Exercise instructions -> Reproduce the listing below exactly. Pictures do not belong in the copy.

Given data ->
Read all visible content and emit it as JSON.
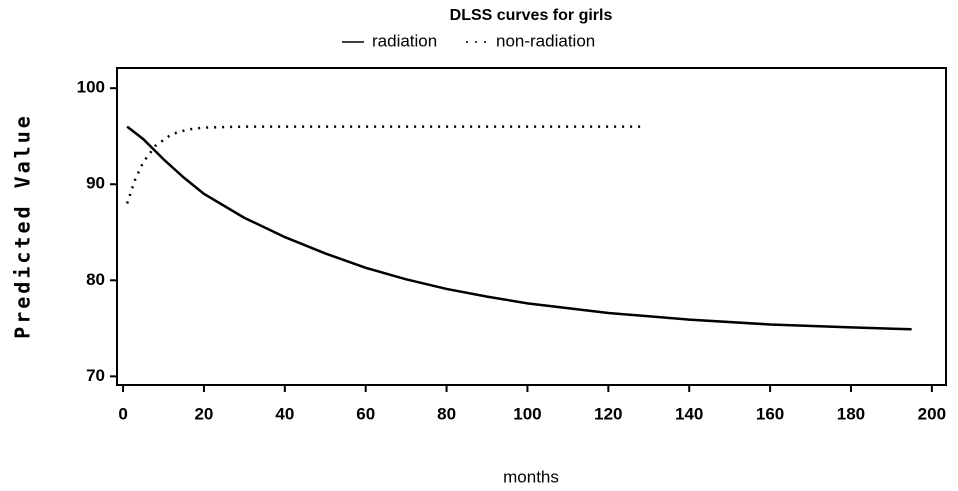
{
  "chart_data": {
    "type": "line",
    "title": "DLSS curves for girls",
    "xlabel": "months",
    "ylabel": "Predicted Value",
    "xlim": [
      -1.5,
      203.5
    ],
    "ylim": [
      69.1,
      102.1
    ],
    "xticks": [
      0,
      20,
      40,
      60,
      80,
      100,
      120,
      140,
      160,
      180,
      200
    ],
    "yticks": [
      70,
      80,
      90,
      100
    ],
    "legend": "top",
    "series": [
      {
        "name": "radiation",
        "color": "#000000",
        "style": "solid",
        "x": [
          1,
          5,
          10,
          15,
          20,
          30,
          40,
          50,
          60,
          70,
          80,
          90,
          100,
          120,
          140,
          160,
          180,
          195
        ],
        "values": [
          96,
          94.7,
          92.6,
          90.7,
          89.0,
          86.5,
          84.5,
          82.8,
          81.3,
          80.1,
          79.1,
          78.3,
          77.6,
          76.6,
          75.9,
          75.4,
          75.1,
          74.9
        ]
      },
      {
        "name": "non-radiation",
        "color": "#000000",
        "style": "dotted",
        "x": [
          1,
          3,
          5,
          8,
          12,
          16,
          20,
          30,
          60,
          90,
          129
        ],
        "values": [
          88,
          90.5,
          92.3,
          94,
          95.2,
          95.7,
          95.9,
          96,
          96,
          96,
          96
        ]
      }
    ]
  }
}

Answer to the task ->
Read all visible content and emit it as JSON.
{
  "chart_data": {
    "type": "line",
    "title": "DLSS curves for girls",
    "xlabel": "months",
    "ylabel": "Predicted Value",
    "xlim": [
      -1.5,
      203.5
    ],
    "ylim": [
      69.1,
      102.1
    ],
    "xticks": [
      0,
      20,
      40,
      60,
      80,
      100,
      120,
      140,
      160,
      180,
      200
    ],
    "yticks": [
      70,
      80,
      90,
      100
    ],
    "legend": "top",
    "series": [
      {
        "name": "radiation",
        "color": "#000000",
        "style": "solid",
        "x": [
          1,
          5,
          10,
          15,
          20,
          30,
          40,
          50,
          60,
          70,
          80,
          90,
          100,
          120,
          140,
          160,
          180,
          195
        ],
        "values": [
          96,
          94.7,
          92.6,
          90.7,
          89.0,
          86.5,
          84.5,
          82.8,
          81.3,
          80.1,
          79.1,
          78.3,
          77.6,
          76.6,
          75.9,
          75.4,
          75.1,
          74.9
        ]
      },
      {
        "name": "non-radiation",
        "color": "#000000",
        "style": "dotted",
        "x": [
          1,
          3,
          5,
          8,
          12,
          16,
          20,
          30,
          60,
          90,
          129
        ],
        "values": [
          88,
          90.5,
          92.3,
          94,
          95.2,
          95.7,
          95.9,
          96,
          96,
          96,
          96
        ]
      }
    ]
  }
}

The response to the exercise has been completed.